» WHAT IS NEEDED
Write out the data below in full. Keep it exact.

Stored data:
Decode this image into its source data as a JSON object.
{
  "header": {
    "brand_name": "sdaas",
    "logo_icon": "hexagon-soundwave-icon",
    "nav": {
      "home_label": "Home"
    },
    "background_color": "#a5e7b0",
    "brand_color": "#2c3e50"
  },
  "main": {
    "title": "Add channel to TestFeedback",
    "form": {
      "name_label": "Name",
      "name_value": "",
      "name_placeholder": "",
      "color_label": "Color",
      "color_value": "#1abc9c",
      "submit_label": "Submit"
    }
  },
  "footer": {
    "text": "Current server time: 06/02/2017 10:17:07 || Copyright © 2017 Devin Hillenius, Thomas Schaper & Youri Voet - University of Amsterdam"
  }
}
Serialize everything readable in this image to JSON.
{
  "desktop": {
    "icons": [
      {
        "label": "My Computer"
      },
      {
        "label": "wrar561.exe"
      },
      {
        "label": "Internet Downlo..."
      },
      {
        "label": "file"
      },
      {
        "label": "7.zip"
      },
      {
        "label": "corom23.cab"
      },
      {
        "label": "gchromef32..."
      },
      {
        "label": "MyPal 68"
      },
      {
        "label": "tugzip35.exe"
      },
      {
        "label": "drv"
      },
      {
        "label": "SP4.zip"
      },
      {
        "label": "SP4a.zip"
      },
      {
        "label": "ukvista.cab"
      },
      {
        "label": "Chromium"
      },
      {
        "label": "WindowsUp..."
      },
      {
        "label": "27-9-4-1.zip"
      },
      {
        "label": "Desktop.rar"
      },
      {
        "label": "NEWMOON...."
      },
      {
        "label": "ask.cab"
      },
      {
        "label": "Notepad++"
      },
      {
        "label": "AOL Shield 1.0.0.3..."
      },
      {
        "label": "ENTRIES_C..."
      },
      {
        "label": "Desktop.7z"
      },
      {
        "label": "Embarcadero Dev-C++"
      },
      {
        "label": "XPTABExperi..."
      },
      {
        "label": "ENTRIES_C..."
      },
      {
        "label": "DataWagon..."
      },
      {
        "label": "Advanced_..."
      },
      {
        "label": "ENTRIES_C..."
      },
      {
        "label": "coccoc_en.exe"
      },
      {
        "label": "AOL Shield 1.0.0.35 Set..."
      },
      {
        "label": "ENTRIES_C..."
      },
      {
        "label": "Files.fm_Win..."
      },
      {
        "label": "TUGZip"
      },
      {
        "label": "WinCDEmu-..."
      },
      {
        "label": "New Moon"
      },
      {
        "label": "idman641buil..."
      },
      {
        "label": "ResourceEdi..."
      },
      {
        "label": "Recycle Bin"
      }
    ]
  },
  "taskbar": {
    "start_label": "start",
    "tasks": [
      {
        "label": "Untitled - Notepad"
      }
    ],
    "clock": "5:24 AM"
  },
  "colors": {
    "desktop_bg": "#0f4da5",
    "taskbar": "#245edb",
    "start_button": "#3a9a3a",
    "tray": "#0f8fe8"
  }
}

» COMPLETED EXERCISE
Decode this image into its source data as a JSON object.
{
  "header": {
    "brand_name": "sdaas",
    "logo_icon": "hexagon-soundwave-icon",
    "nav": {
      "home_label": "Home"
    },
    "background_color": "#a5e7b0",
    "brand_color": "#2c3e50"
  },
  "main": {
    "title": "Add channel to TestFeedback",
    "form": {
      "name_label": "Name",
      "name_value": "",
      "name_placeholder": "",
      "color_label": "Color",
      "color_value": "#1abc9c",
      "submit_label": "Submit"
    }
  },
  "footer": {
    "text": "Current server time: 06/02/2017 10:17:07 || Copyright © 2017 Devin Hillenius, Thomas Schaper & Youri Voet - University of Amsterdam"
  }
}
Serialize everything readable in this image to JSON.
{
  "desktop": {
    "icons": [
      {
        "label": "My Computer"
      },
      {
        "label": "wrar561.exe"
      },
      {
        "label": "Internet Downlo..."
      },
      {
        "label": "file"
      },
      {
        "label": "7.zip"
      },
      {
        "label": "corom23.cab"
      },
      {
        "label": "gchromef32..."
      },
      {
        "label": "MyPal 68"
      },
      {
        "label": "tugzip35.exe"
      },
      {
        "label": "drv"
      },
      {
        "label": "SP4.zip"
      },
      {
        "label": "SP4a.zip"
      },
      {
        "label": "ukvista.cab"
      },
      {
        "label": "Chromium"
      },
      {
        "label": "WindowsUp..."
      },
      {
        "label": "27-9-4-1.zip"
      },
      {
        "label": "Desktop.rar"
      },
      {
        "label": "NEWMOON...."
      },
      {
        "label": "ask.cab"
      },
      {
        "label": "Notepad++"
      },
      {
        "label": "AOL Shield 1.0.0.3..."
      },
      {
        "label": "ENTRIES_C..."
      },
      {
        "label": "Desktop.7z"
      },
      {
        "label": "Embarcadero Dev-C++"
      },
      {
        "label": "XPTABExperi..."
      },
      {
        "label": "ENTRIES_C..."
      },
      {
        "label": "DataWagon..."
      },
      {
        "label": "Advanced_..."
      },
      {
        "label": "ENTRIES_C..."
      },
      {
        "label": "coccoc_en.exe"
      },
      {
        "label": "AOL Shield 1.0.0.35 Set..."
      },
      {
        "label": "ENTRIES_C..."
      },
      {
        "label": "Files.fm_Win..."
      },
      {
        "label": "TUGZip"
      },
      {
        "label": "WinCDEmu-..."
      },
      {
        "label": "New Moon"
      },
      {
        "label": "idman641buil..."
      },
      {
        "label": "ResourceEdi..."
      },
      {
        "label": "Recycle Bin"
      }
    ]
  },
  "taskbar": {
    "start_label": "start",
    "tasks": [
      {
        "label": "Untitled - Notepad"
      }
    ],
    "clock": "5:24 AM"
  },
  "colors": {
    "desktop_bg": "#0f4da5",
    "taskbar": "#245edb",
    "start_button": "#3a9a3a",
    "tray": "#0f8fe8"
  }
}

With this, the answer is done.